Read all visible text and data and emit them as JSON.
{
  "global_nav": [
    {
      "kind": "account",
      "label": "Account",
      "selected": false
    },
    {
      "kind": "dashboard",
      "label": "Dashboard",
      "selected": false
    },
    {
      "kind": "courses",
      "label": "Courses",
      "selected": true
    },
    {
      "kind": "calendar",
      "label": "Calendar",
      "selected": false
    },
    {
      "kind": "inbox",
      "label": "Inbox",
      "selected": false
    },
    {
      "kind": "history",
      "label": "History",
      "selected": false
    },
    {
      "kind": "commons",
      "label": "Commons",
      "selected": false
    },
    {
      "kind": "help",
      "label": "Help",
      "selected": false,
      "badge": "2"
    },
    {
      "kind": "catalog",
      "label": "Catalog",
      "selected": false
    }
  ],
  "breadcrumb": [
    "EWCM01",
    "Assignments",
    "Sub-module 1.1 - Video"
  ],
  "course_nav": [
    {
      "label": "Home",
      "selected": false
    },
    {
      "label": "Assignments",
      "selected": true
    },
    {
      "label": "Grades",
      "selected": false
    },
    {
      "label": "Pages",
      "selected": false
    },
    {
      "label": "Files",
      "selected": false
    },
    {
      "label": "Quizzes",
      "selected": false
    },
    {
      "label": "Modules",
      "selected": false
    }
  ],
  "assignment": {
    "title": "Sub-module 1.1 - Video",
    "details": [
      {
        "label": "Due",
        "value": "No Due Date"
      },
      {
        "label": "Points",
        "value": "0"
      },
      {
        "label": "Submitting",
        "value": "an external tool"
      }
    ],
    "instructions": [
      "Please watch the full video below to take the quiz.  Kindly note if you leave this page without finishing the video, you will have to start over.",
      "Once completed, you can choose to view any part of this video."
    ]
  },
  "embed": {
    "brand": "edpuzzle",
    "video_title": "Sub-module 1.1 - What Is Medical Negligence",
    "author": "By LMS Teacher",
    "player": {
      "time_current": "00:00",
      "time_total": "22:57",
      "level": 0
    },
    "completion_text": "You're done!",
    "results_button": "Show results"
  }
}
-=-=-
__Given exercise__
Quote all of the entries exactly as they appear.

__Exercise solution__
Read all visible text and data and emit them as JSON.
{
  "global_nav": [
    {
      "kind": "account",
      "label": "Account",
      "selected": false
    },
    {
      "kind": "dashboard",
      "label": "Dashboard",
      "selected": false
    },
    {
      "kind": "courses",
      "label": "Courses",
      "selected": true
    },
    {
      "kind": "calendar",
      "label": "Calendar",
      "selected": false
    },
    {
      "kind": "inbox",
      "label": "Inbox",
      "selected": false
    },
    {
      "kind": "history",
      "label": "History",
      "selected": false
    },
    {
      "kind": "commons",
      "label": "Commons",
      "selected": false
    },
    {
      "kind": "help",
      "label": "Help",
      "selected": false,
      "badge": "2"
    },
    {
      "kind": "catalog",
      "label": "Catalog",
      "selected": false
    }
  ],
  "breadcrumb": [
    "EWCM01",
    "Assignments",
    "Sub-module 1.1 - Video"
  ],
  "course_nav": [
    {
      "label": "Home",
      "selected": false
    },
    {
      "label": "Assignments",
      "selected": true
    },
    {
      "label": "Grades",
      "selected": false
    },
    {
      "label": "Pages",
      "selected": false
    },
    {
      "label": "Files",
      "selected": false
    },
    {
      "label": "Quizzes",
      "selected": false
    },
    {
      "label": "Modules",
      "selected": false
    }
  ],
  "assignment": {
    "title": "Sub-module 1.1 - Video",
    "details": [
      {
        "label": "Due",
        "value": "No Due Date"
      },
      {
        "label": "Points",
        "value": "0"
      },
      {
        "label": "Submitting",
        "value": "an external tool"
      }
    ],
    "instructions": [
      "Please watch the full video below to take the quiz.  Kindly note if you leave this page without finishing the video, you will have to start over.",
      "Once completed, you can choose to view any part of this video."
    ]
  },
  "embed": {
    "brand": "edpuzzle",
    "video_title": "Sub-module 1.1 - What Is Medical Negligence",
    "author": "By LMS Teacher",
    "player": {
      "time_current": "00:00",
      "time_total": "22:57",
      "level": 0
    },
    "completion_text": "You're done!",
    "results_button": "Show results"
  }
}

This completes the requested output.